===== PAGE EXCERPT =====
You are almost there! You have been a part of this book writing journey 11 months. That is nothing to sneeze at, dear writer! One of my hopes in all of this lies in whether or not you gleaned strength and wisdom on how to keep writing the book that you want. One of the things that you are going to have to confront is the bravery to keep going. Ergo, THE SMOOTH OUT.
THE SMOOTH OUT.
Noun (in the JBHarris lexicon).
This is the process by which you take the draft you are working on, and/or after revision, you are pushing towards publishing a certain work; considering current work for another revision.
This part of the writing process has to be mentioned, because it requires you to be serious, and be intentional about the work you have completed.
Don’t be afraid to examine.
Don’t be afraid to afraid and rework it.
Don’t be afraid to…continue if the story dictates.
Don’t be afraid to keep going…as the story dictates.
What is one of the things that I have noticed in my writing career (as both a writer and coach), is this fear that writers have about (1) what they have to say, and (2) being brave enough to say it.
This fear leads to writer’s block, and what I affectionately call ‘The Yipps.’ This is the fear that you have when you know that you have to write, know what you have to write is important–but can’t! This normally happens when you have a project you want to start, but don’t believe that you have the ability to do it.
The fear of being judged, fear of not having your work read–or quite simply? Just believing that you can’t. It is this fear that snowballing into everything else related to your writing and to any future projects!
There is no way around this. There is only a way through it.
The fear is unreasonable, so you, too, must become unreasonable.
Subdue the fear–by writing anyway. Don’t be afraid of what it will say, get it out first. Then we can do back and fix everything else. This is what drafts are for.
So what will you choose to do: are you going to believe the fear or …believe your talent?
Note: An excerpt of the essay, Writing Through the Wall, will be ready on 11/6, and ready for download on 11/9.
Ah, that is always the question! Who am I to dash your hopes and dreams, dearest writer? This is the only time where the end of a story is the beginning of another–and even then, series do end. However, don’t despair! This is one to the thing that I need to tell you about series versus stories.
If you are building out a world with people, specific mythology and characters, you might want to consider a series.
If you think that you story can be told with just one book, you might want to just write one story. If you want write a sequel–there is more story to tell. A series gives you more or multiple stories to tell.
Series are investments! They allow your mind to flex and wander!
Stories allow your the freedom to focus one story at a time and develop what you want to say to its conclusion.
Don’t stifle your voice by the space you think it might take up.
Writers are weird when it comes to the end of things.
Writing a book is an investment in time, resources, talent and imagination. It is perfectly natural to feel anxious when you come to the end of this process. It is an expenditure! There are famous writers that take time to decompress after finishing crafting the world with these ink and paper people. Again, a part of yourself goes into the making of these worlds and people! Why would you not want to rest?
===== SOURCE MATERIAL =====
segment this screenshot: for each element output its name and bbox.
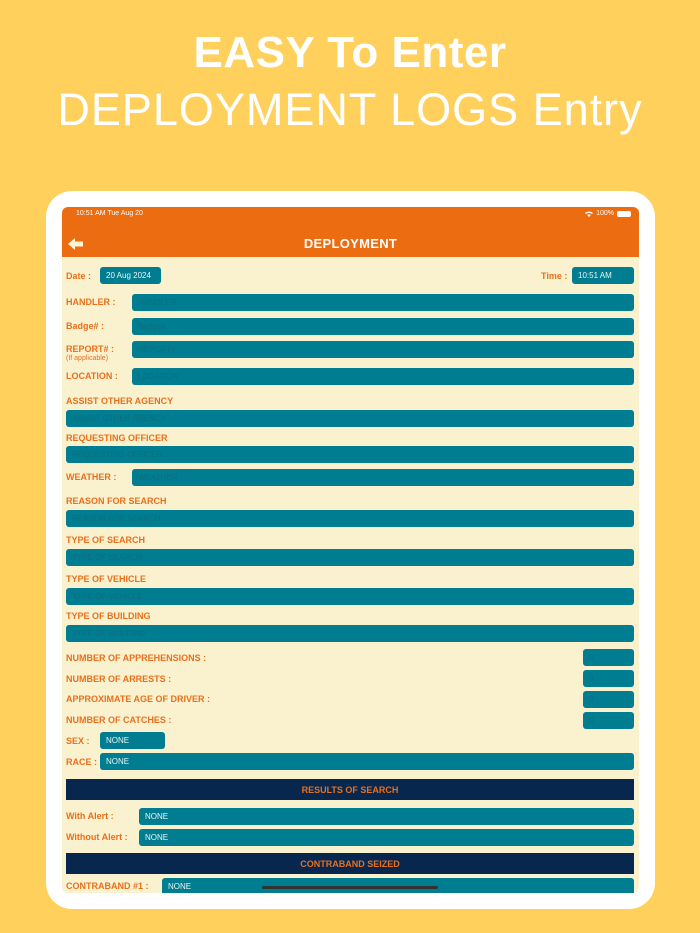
=====
**OBJECTIVES**:
a: From the writing-advice post, list every thing that writing a book is called an investment in.
b: Please return the portion of the writing-advice post starting with "This is the process" and going on through "enough to say it.".
c: Translate this sentence from the writing-advice post into French: "It is perfectly natural to feel anxious when you come to the end of this process."

**RESULTS**:
a:
- time
- resources
- talent
- imagination

b:
This is the process by which you take the draft you are working on, and/or after revision, you are pushing towards publishing a certain work; considering current work for another revision.
This part of the writing process has to be mentioned, because it requires you to be serious, and be intentional about the work you have completed.
Don’t be afraid to examine.
Don’t be afraid to afraid and rework it.
Don’t be afraid to…continue if the story dictates.
Don’t be afraid to keep going…as the story dictates.
What is one of the things that I have noticed in my writing career (as both a writer and coach), is this fear that writers have about (1) what they have to say, and (2) being brave enough to say it.

c: Il est tout à fait naturel de ressentir de l'anxiété lorsque vous arrivez à la fin de ce processus.